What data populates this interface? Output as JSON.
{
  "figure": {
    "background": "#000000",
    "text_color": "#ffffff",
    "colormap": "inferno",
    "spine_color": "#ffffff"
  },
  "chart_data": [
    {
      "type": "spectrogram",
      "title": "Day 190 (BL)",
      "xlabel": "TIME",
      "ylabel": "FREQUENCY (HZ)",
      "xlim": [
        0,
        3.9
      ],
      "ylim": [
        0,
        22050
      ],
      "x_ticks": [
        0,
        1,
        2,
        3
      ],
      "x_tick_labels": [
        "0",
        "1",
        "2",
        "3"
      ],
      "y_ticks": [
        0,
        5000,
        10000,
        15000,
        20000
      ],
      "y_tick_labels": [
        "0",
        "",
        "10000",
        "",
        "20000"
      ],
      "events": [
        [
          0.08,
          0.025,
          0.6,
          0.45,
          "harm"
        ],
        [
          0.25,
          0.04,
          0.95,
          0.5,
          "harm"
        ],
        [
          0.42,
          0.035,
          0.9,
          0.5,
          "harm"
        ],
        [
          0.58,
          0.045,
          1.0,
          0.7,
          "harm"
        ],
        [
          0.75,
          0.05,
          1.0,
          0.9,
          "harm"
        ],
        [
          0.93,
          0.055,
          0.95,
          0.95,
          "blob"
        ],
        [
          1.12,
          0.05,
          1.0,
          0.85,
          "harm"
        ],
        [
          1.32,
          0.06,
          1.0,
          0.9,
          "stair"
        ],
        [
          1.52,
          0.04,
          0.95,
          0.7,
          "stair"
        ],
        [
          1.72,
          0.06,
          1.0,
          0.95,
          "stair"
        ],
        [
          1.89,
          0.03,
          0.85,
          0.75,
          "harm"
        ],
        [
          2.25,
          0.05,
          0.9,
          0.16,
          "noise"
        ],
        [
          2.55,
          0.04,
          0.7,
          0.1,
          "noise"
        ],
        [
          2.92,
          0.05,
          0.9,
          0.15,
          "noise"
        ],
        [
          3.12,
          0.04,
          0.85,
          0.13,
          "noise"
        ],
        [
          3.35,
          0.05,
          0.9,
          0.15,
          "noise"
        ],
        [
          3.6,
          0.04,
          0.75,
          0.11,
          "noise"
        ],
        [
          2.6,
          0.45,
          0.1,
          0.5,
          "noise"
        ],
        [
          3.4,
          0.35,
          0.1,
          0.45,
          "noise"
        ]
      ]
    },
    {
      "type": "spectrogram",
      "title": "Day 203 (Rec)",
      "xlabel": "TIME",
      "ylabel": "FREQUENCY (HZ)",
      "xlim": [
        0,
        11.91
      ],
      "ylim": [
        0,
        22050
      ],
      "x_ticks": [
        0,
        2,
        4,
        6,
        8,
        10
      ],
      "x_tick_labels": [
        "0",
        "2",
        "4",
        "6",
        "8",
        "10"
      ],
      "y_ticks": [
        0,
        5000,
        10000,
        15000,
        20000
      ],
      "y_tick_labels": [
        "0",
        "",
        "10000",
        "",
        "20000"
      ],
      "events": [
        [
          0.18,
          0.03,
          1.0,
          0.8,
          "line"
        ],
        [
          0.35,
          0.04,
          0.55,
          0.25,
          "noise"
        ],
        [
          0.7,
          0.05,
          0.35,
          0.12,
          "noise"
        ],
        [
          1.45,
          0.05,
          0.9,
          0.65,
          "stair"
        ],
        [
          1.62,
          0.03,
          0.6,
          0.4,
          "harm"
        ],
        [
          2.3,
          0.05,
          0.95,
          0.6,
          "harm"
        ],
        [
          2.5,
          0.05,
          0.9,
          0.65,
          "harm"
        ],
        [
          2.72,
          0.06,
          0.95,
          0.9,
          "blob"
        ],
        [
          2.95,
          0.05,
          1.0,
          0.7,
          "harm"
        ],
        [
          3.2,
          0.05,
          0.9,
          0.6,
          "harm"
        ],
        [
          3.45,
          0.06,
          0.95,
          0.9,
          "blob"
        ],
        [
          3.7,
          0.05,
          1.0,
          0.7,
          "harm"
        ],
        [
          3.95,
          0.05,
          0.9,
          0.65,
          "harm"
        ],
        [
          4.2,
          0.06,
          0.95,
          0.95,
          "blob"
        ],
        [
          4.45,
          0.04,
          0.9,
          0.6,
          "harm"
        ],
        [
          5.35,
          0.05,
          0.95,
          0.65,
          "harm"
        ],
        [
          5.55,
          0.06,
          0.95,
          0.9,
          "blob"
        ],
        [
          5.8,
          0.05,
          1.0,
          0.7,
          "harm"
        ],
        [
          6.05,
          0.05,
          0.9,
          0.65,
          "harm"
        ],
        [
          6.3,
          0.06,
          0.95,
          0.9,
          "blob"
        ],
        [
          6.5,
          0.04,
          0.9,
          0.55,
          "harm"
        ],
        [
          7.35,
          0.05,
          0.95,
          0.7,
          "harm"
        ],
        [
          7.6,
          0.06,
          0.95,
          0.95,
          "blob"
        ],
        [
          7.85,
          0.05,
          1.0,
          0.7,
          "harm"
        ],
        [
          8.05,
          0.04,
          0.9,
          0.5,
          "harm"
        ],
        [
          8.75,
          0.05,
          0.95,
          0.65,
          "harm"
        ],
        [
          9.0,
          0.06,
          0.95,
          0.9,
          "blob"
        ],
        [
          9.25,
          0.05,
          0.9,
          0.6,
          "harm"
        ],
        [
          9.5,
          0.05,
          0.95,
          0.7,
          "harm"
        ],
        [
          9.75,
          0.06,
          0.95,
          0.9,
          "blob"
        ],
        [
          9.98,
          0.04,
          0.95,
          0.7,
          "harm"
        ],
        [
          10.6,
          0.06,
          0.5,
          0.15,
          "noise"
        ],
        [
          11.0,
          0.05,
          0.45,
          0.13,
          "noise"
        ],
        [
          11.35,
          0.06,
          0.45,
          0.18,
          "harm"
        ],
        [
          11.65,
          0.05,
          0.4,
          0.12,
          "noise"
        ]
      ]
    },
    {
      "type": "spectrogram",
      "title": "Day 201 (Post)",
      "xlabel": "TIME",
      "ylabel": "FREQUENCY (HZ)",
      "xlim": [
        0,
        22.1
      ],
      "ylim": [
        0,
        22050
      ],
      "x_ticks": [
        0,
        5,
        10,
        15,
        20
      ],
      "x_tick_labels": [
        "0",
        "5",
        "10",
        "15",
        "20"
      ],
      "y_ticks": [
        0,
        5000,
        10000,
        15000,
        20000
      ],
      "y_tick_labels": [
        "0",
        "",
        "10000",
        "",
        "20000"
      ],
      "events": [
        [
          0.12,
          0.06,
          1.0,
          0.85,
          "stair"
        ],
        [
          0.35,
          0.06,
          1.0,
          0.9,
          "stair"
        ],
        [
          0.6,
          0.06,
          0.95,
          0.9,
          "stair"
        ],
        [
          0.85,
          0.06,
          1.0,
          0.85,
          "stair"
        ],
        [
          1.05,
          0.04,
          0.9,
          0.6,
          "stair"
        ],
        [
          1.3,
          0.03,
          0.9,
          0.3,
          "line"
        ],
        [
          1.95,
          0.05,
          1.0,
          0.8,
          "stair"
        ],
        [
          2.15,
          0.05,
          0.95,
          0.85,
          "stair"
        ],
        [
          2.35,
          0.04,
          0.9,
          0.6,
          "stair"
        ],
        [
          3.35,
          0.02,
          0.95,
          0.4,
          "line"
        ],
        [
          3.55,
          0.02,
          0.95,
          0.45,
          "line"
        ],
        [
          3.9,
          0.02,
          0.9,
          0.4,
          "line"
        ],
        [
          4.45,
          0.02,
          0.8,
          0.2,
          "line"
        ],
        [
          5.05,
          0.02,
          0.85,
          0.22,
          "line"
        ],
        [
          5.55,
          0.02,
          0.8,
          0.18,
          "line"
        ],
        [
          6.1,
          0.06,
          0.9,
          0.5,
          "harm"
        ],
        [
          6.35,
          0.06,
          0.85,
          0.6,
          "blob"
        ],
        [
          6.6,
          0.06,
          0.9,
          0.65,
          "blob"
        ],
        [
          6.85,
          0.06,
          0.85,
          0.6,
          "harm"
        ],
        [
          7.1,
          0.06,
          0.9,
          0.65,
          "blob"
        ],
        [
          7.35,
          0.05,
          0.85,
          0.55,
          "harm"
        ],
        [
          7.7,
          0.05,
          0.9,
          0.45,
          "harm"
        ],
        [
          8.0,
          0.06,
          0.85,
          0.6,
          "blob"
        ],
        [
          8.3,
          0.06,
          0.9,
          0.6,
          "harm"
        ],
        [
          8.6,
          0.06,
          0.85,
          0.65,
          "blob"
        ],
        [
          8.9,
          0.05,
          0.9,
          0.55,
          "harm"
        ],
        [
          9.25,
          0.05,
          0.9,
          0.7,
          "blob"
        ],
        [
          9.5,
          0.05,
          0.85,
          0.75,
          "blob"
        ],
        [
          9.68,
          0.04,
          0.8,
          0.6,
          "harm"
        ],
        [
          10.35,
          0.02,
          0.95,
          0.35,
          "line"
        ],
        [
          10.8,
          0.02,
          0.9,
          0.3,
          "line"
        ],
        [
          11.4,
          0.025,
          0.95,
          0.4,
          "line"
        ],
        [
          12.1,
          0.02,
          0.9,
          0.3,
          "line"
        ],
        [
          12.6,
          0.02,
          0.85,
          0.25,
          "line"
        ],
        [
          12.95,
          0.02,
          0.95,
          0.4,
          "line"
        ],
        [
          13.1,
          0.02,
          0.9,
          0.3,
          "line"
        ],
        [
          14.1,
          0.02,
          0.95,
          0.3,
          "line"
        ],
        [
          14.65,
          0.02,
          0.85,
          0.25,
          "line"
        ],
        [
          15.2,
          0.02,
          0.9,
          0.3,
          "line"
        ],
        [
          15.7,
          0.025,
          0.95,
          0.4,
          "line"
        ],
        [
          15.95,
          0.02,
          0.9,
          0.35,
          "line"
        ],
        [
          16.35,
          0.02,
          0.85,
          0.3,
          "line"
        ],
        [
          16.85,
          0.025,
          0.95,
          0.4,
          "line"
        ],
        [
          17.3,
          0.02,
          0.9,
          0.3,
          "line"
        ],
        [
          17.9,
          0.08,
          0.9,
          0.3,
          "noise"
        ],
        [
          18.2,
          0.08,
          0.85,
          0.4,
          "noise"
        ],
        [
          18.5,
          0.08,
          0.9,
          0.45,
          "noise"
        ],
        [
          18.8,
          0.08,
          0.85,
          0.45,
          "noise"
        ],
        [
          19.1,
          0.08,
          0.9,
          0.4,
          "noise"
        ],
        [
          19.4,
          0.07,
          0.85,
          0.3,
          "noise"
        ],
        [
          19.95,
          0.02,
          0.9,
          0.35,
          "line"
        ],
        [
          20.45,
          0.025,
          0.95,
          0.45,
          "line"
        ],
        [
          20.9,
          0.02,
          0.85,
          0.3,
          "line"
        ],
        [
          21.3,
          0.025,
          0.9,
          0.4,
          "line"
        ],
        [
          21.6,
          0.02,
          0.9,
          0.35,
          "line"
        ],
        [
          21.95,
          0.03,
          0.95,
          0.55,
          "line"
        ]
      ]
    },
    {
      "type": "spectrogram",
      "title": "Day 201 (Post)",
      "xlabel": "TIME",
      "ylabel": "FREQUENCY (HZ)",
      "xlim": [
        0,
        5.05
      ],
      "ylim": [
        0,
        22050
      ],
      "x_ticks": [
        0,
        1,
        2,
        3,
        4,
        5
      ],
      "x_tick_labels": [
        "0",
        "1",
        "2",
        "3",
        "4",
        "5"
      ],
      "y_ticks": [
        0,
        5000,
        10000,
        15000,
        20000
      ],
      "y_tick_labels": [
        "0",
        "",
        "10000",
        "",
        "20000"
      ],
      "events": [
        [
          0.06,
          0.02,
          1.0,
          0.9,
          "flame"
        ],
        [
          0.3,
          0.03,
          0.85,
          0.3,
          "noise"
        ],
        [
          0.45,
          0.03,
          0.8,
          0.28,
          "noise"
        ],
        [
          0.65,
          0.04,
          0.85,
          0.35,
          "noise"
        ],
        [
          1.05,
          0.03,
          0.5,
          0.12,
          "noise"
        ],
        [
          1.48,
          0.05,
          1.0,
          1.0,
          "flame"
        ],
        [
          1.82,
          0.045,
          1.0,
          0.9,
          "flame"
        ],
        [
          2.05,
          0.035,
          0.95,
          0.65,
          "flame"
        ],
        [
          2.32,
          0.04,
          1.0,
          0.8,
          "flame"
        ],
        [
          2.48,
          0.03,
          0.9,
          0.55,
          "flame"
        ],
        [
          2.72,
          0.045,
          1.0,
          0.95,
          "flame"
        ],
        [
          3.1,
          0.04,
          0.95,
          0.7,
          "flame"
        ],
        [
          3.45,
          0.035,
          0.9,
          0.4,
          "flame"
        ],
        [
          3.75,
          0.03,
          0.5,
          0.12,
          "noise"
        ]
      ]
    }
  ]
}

Job> Extract all lines from the material above that include the word "title".

Solution for this task>
      "title": "Day 190 (BL)",
      "title": "Day 203 (Rec)",
      "title": "Day 201 (Post)",
      "title": "Day 201 (Post)",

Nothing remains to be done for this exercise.